▶ [Exercise aim]: Go through the listing below and gather every line with the word "right".

▶ [Records provided]:
..............................

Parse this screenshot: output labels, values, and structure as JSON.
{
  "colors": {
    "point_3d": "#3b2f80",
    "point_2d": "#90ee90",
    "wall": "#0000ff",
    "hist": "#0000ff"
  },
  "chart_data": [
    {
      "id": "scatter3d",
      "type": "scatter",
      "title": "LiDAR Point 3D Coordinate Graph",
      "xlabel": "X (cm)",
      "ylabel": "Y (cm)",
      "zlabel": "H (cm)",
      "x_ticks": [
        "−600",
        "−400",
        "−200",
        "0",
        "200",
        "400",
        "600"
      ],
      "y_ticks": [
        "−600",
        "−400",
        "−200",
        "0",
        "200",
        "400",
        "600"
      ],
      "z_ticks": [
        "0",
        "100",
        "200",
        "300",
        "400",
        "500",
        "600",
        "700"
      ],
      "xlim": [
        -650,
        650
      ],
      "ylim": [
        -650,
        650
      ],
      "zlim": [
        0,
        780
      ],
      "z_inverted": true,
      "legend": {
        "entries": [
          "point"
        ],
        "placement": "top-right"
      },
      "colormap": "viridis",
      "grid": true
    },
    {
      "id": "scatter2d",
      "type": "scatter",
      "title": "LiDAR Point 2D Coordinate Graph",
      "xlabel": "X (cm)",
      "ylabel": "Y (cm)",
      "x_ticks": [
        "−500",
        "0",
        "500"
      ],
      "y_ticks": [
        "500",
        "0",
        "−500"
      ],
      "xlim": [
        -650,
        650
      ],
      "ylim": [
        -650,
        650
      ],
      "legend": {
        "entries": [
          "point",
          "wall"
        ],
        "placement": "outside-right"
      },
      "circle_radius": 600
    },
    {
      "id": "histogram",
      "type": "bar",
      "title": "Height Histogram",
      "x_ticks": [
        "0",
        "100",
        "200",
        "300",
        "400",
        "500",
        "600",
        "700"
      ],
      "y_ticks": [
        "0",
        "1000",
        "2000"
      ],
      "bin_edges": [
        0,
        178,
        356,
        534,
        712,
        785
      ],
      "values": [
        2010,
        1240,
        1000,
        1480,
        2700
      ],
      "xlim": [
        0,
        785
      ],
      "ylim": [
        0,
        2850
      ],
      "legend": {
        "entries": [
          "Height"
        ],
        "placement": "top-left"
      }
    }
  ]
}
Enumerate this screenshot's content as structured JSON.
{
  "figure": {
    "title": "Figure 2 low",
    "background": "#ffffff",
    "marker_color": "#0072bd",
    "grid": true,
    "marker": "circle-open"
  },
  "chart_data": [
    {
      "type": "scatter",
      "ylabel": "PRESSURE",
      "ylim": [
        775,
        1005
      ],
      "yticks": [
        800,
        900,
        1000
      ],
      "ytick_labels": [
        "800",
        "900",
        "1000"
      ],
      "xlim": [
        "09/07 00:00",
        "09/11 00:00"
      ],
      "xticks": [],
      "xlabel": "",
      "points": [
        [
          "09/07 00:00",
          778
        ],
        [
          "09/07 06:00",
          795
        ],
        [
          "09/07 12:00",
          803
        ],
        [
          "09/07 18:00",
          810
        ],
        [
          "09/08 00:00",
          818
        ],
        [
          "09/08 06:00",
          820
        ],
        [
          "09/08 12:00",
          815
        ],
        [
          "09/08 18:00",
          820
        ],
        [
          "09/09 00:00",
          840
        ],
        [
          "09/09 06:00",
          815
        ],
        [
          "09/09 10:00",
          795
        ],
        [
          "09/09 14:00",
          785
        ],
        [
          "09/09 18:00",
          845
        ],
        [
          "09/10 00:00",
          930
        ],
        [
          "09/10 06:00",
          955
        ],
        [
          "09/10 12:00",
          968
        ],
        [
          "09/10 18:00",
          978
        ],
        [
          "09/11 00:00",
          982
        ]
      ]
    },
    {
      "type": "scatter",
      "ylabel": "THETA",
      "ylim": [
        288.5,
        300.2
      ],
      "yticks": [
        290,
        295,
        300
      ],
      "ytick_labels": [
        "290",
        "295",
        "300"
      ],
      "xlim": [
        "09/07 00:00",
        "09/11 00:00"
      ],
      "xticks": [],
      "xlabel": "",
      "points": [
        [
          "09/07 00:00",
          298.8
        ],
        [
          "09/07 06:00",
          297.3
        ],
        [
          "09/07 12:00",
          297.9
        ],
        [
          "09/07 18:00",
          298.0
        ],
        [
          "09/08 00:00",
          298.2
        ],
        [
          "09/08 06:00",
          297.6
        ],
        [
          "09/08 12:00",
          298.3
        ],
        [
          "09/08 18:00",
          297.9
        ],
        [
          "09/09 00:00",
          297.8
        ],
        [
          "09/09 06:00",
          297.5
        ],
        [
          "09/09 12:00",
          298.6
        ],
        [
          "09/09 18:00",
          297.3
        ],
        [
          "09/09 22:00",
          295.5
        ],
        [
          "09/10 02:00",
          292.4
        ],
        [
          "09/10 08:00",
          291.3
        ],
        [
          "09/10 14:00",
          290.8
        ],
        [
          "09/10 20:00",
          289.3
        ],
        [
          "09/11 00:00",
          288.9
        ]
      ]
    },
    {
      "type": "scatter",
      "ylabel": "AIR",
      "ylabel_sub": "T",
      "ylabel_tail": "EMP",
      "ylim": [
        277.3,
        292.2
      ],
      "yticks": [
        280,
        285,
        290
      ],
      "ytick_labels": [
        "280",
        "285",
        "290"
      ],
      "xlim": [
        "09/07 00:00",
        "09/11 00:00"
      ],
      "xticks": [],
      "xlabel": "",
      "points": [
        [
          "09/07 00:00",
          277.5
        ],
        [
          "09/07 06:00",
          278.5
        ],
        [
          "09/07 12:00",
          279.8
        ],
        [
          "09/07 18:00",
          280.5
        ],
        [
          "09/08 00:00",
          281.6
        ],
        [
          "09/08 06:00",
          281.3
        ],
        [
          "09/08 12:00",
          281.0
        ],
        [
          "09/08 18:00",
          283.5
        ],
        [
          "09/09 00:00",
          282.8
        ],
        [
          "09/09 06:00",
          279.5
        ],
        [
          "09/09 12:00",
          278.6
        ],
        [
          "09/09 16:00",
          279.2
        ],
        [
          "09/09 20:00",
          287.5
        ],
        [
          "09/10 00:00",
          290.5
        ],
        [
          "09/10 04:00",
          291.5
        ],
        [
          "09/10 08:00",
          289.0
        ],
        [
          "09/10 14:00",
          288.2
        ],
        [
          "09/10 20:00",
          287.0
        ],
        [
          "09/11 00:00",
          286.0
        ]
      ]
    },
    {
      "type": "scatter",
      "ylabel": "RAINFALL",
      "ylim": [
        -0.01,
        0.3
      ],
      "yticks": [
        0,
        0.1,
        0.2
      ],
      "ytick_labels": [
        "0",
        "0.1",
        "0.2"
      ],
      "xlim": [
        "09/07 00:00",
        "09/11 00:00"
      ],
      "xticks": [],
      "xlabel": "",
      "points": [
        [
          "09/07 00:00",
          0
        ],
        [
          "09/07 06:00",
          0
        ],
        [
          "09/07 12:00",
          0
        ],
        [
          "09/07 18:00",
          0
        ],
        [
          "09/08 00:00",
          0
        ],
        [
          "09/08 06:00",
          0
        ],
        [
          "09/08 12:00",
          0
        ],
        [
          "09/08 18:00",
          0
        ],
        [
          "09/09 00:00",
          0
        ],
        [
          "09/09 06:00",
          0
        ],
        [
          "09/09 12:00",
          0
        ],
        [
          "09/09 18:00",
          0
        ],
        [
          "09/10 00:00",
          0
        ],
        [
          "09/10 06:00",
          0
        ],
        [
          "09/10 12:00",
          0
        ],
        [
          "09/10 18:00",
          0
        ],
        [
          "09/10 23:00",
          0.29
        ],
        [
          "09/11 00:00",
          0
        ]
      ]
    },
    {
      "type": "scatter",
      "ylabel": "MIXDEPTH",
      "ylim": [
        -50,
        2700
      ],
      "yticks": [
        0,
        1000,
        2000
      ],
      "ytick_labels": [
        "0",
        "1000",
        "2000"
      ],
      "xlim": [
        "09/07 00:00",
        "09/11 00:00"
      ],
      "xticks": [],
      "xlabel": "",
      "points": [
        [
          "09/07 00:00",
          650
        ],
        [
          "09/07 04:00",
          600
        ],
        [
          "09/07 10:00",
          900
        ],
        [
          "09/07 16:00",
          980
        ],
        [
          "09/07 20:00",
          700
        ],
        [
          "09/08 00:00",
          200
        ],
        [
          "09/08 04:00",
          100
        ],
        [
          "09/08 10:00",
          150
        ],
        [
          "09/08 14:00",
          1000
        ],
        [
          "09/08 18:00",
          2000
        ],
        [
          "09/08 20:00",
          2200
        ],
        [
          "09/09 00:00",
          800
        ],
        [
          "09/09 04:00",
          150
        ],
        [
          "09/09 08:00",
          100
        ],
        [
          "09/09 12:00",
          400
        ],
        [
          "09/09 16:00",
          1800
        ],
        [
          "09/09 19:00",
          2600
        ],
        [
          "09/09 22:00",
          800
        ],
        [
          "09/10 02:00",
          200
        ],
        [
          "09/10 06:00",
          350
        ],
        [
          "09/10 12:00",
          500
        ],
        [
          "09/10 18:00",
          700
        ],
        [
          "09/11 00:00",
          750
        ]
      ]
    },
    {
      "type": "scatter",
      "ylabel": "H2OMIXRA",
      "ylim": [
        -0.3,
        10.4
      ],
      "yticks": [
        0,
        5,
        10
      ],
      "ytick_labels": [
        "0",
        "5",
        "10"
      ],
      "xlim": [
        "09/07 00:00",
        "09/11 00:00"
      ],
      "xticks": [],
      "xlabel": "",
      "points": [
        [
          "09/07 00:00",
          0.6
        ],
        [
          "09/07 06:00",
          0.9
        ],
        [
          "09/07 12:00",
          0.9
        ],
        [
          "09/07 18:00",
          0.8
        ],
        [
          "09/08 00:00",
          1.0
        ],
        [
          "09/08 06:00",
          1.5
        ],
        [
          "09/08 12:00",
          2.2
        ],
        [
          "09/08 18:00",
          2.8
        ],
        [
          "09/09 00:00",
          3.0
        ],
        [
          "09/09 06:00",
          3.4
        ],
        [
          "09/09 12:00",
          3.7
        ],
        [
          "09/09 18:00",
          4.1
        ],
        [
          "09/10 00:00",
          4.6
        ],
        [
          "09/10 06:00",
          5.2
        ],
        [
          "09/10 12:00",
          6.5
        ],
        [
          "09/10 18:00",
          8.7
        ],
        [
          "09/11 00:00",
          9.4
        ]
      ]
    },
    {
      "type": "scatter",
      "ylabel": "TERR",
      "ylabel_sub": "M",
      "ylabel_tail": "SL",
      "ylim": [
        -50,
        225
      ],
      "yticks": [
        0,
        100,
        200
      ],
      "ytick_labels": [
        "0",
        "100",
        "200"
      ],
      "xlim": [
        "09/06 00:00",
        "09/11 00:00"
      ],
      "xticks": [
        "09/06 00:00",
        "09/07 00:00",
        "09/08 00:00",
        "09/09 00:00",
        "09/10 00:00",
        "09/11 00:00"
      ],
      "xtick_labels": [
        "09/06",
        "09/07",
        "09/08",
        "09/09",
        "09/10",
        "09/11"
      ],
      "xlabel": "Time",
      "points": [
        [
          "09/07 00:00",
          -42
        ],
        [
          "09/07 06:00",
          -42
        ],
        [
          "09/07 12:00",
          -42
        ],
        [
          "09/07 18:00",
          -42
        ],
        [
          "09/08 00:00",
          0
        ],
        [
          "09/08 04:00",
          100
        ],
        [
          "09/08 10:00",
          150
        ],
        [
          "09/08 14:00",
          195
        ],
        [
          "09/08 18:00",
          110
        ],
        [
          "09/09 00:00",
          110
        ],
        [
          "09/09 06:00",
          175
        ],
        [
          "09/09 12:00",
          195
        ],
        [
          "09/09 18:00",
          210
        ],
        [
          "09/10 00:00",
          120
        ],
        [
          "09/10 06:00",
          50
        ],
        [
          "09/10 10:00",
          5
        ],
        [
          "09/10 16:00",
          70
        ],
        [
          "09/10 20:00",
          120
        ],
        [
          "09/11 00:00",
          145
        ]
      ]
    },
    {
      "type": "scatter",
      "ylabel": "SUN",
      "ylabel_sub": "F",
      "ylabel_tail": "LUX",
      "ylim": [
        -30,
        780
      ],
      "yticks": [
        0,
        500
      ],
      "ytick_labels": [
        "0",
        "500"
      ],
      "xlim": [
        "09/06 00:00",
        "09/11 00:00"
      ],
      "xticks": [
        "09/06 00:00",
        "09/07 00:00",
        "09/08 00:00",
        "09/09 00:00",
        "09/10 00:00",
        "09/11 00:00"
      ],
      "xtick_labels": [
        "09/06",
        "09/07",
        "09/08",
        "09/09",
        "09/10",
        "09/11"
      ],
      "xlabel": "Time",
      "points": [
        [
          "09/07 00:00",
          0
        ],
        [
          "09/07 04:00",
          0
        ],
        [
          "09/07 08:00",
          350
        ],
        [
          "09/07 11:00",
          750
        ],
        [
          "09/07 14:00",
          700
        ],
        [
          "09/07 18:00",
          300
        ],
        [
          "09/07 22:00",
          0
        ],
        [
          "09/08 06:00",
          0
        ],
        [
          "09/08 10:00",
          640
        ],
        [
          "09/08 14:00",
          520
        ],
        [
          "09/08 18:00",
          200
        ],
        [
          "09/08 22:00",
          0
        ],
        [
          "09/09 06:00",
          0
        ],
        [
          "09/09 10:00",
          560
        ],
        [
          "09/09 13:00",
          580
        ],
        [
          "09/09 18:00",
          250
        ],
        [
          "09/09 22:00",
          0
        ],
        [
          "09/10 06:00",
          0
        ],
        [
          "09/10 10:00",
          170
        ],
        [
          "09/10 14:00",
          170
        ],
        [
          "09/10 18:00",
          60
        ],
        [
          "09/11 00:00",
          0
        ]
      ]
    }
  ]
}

..............................

▶ [Full output]:
        "placement": "top-right"
        "placement": "outside-right"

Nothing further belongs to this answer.